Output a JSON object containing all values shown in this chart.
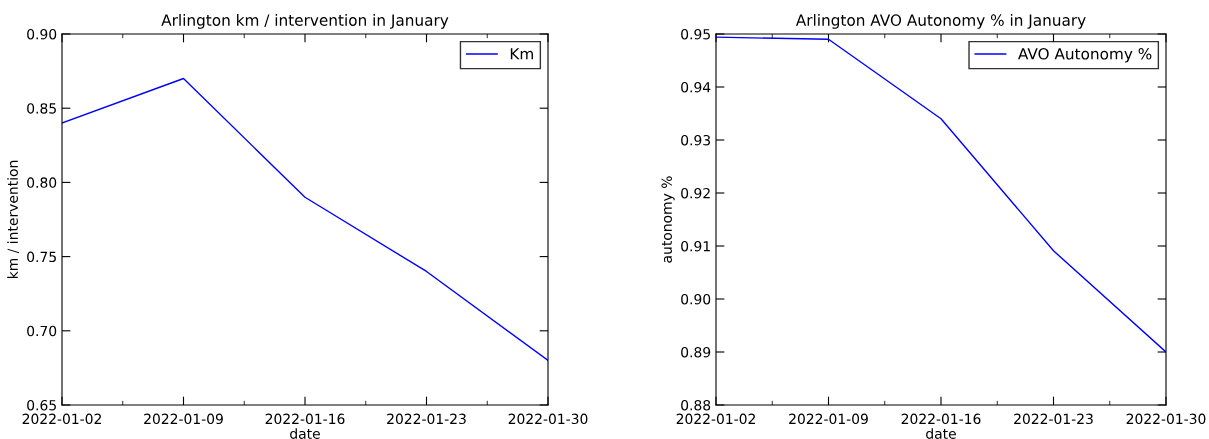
{
  "chart_data": [
    {
      "type": "line",
      "title": "Arlington km / intervention in January",
      "xlabel": "date",
      "ylabel": "km / intervention",
      "x": [
        "2022-01-02",
        "2022-01-09",
        "2022-01-16",
        "2022-01-23",
        "2022-01-30"
      ],
      "series": [
        {
          "name": "Km",
          "color": "#0000ff",
          "values": [
            0.84,
            0.87,
            0.79,
            0.74,
            0.68
          ]
        }
      ],
      "xlim": [
        "2022-01-02",
        "2022-01-30"
      ],
      "xticks": [
        "2022-01-02",
        "2022-01-09",
        "2022-01-16",
        "2022-01-23",
        "2022-01-30"
      ],
      "ylim": [
        0.65,
        0.9
      ],
      "yticks": [
        0.65,
        {
          "value": 0.7,
          "label": "0.70"
        },
        0.75,
        {
          "value": 0.8,
          "label": "0.80"
        },
        0.85,
        {
          "value": 0.9,
          "label": "0.90"
        }
      ],
      "legend": "top right",
      "grid": false
    },
    {
      "type": "line",
      "title": "Arlington AVO Autonomy % in January",
      "xlabel": "date",
      "ylabel": "autonomy %",
      "x": [
        "2022-01-02",
        "2022-01-09",
        "2022-01-16",
        "2022-01-23",
        "2022-01-30"
      ],
      "series": [
        {
          "name": "AVO Autonomy %",
          "color": "#0000ff",
          "values": [
            0.9494,
            0.949,
            0.934,
            0.9091,
            0.89
          ]
        }
      ],
      "xlim": [
        "2022-01-02",
        "2022-01-30"
      ],
      "xticks": [
        "2022-01-02",
        "2022-01-09",
        "2022-01-16",
        "2022-01-23",
        "2022-01-30"
      ],
      "ylim": [
        0.88,
        0.95
      ],
      "yticks": [
        0.88,
        0.89,
        {
          "value": 0.9,
          "label": "0.90"
        },
        0.91,
        0.92,
        0.93,
        0.94,
        0.95
      ],
      "legend": "top right",
      "grid": false
    }
  ]
}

○ ○ ○

• **Do this**
The word "intervention" may turn up on some lines of these records; say how many, with no other words.

• **Output**
2